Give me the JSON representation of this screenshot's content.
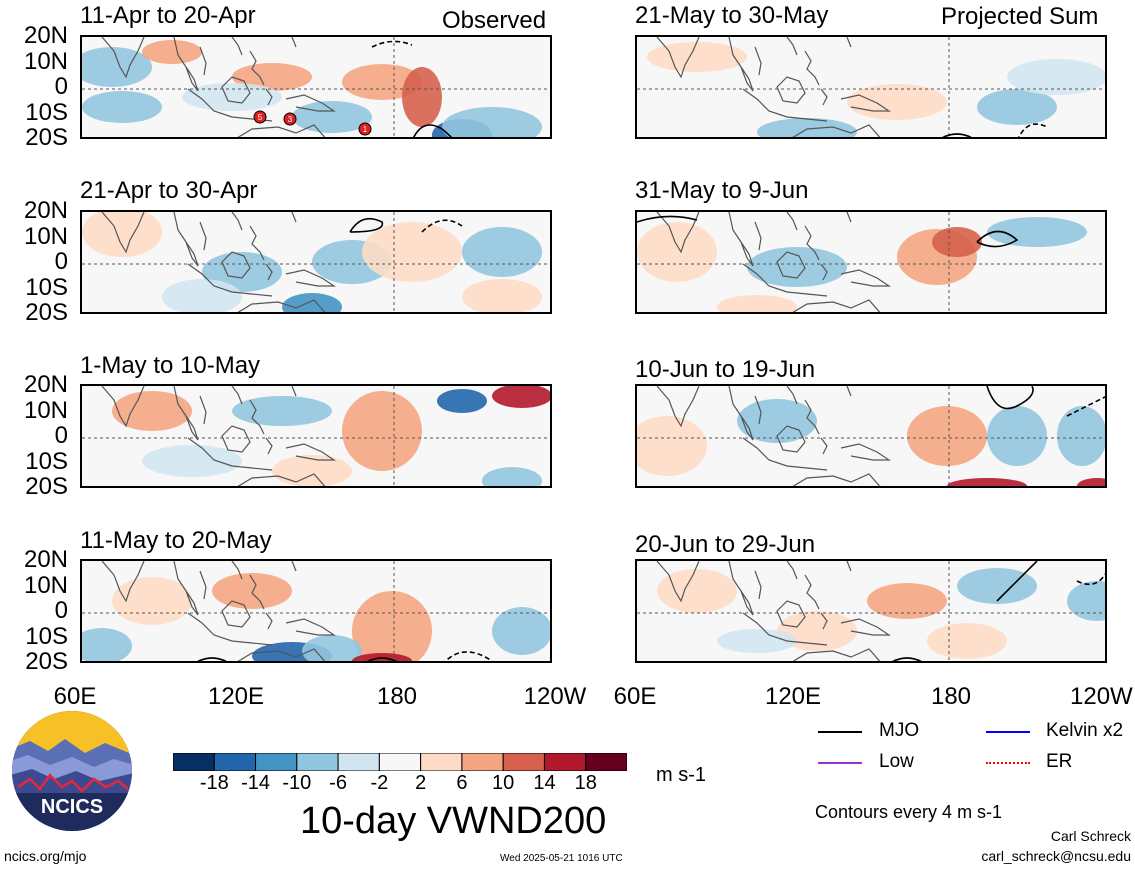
{
  "header": {
    "left_note": "Observed",
    "right_note": "Projected Sum"
  },
  "panels_left": [
    {
      "title": "11-Apr to 20-Apr"
    },
    {
      "title": "21-Apr to 30-Apr"
    },
    {
      "title": "1-May to 10-May"
    },
    {
      "title": "11-May to 20-May"
    }
  ],
  "panels_right": [
    {
      "title": "21-May to 30-May"
    },
    {
      "title": "31-May to 9-Jun"
    },
    {
      "title": "10-Jun to 19-Jun"
    },
    {
      "title": "20-Jun to 29-Jun"
    }
  ],
  "lat_labels": [
    "20N",
    "10N",
    "0",
    "10S",
    "20S"
  ],
  "lon_labels": [
    "60E",
    "120E",
    "180",
    "120W"
  ],
  "storm_markers": [
    "5",
    "3",
    "1"
  ],
  "colorbar": {
    "ticks": [
      "-18",
      "-14",
      "-10",
      "-6",
      "-2",
      "2",
      "6",
      "10",
      "14",
      "18"
    ],
    "colors": [
      "#053061",
      "#2166ac",
      "#4393c3",
      "#92c5de",
      "#d1e5f0",
      "#f7f7f7",
      "#fddbc7",
      "#f4a582",
      "#d6604d",
      "#b2182b",
      "#67001f"
    ],
    "units": "m s-1"
  },
  "main_title": "10-day VWND200",
  "legend": {
    "items": [
      {
        "label": "MJO",
        "color": "#000000"
      },
      {
        "label": "Kelvin x2",
        "color": "#0000ff"
      },
      {
        "label": "Low",
        "color": "#9932cc"
      },
      {
        "label": "ER",
        "color": "#ff0000"
      }
    ],
    "contour_note": "Contours every 4 m s-1"
  },
  "logo": {
    "text": "NCICS"
  },
  "footer": {
    "url": "ncics.org/mjo",
    "timestamp": "Wed 2025-05-21 1016 UTC",
    "author": "Carl Schreck",
    "email": "carl_schreck@ncsu.edu"
  }
}
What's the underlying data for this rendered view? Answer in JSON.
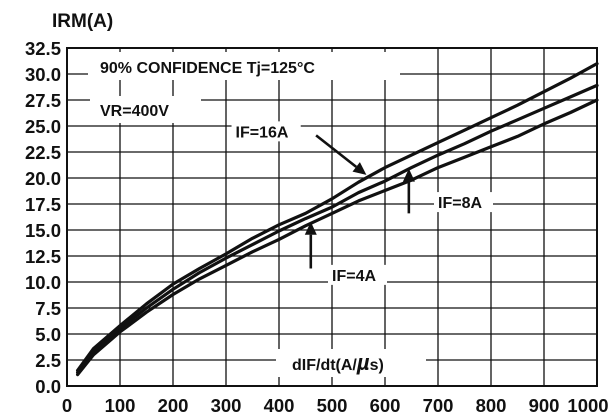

__The problem__
Leave the pictures out, and print every line of the listing exactly as written.

__Correct result__
Give me the JSON representation of this screenshot's content.
{
  "header": {
    "left_note": "Observed",
    "right_note": "Projected Sum"
  },
  "panels_left": [
    {
      "title": "11-Apr to 20-Apr"
    },
    {
      "title": "21-Apr to 30-Apr"
    },
    {
      "title": "1-May to 10-May"
    },
    {
      "title": "11-May to 20-May"
    }
  ],
  "panels_right": [
    {
      "title": "21-May to 30-May"
    },
    {
      "title": "31-May to 9-Jun"
    },
    {
      "title": "10-Jun to 19-Jun"
    },
    {
      "title": "20-Jun to 29-Jun"
    }
  ],
  "lat_labels": [
    "20N",
    "10N",
    "0",
    "10S",
    "20S"
  ],
  "lon_labels": [
    "60E",
    "120E",
    "180",
    "120W"
  ],
  "storm_markers": [
    "5",
    "3",
    "1"
  ],
  "colorbar": {
    "ticks": [
      "-18",
      "-14",
      "-10",
      "-6",
      "-2",
      "2",
      "6",
      "10",
      "14",
      "18"
    ],
    "colors": [
      "#053061",
      "#2166ac",
      "#4393c3",
      "#92c5de",
      "#d1e5f0",
      "#f7f7f7",
      "#fddbc7",
      "#f4a582",
      "#d6604d",
      "#b2182b",
      "#67001f"
    ],
    "units": "m s-1"
  },
  "main_title": "10-day VWND200",
  "legend": {
    "items": [
      {
        "label": "MJO",
        "color": "#000000"
      },
      {
        "label": "Kelvin x2",
        "color": "#0000ff"
      },
      {
        "label": "Low",
        "color": "#9932cc"
      },
      {
        "label": "ER",
        "color": "#ff0000"
      }
    ],
    "contour_note": "Contours every 4 m s-1"
  },
  "logo": {
    "text": "NCICS"
  },
  "footer": {
    "url": "ncics.org/mjo",
    "timestamp": "Wed 2025-05-21 1016 UTC",
    "author": "Carl Schreck",
    "email": "carl_schreck@ncsu.edu"
  }
}
What's the underlying data for this rendered view? Answer in JSON.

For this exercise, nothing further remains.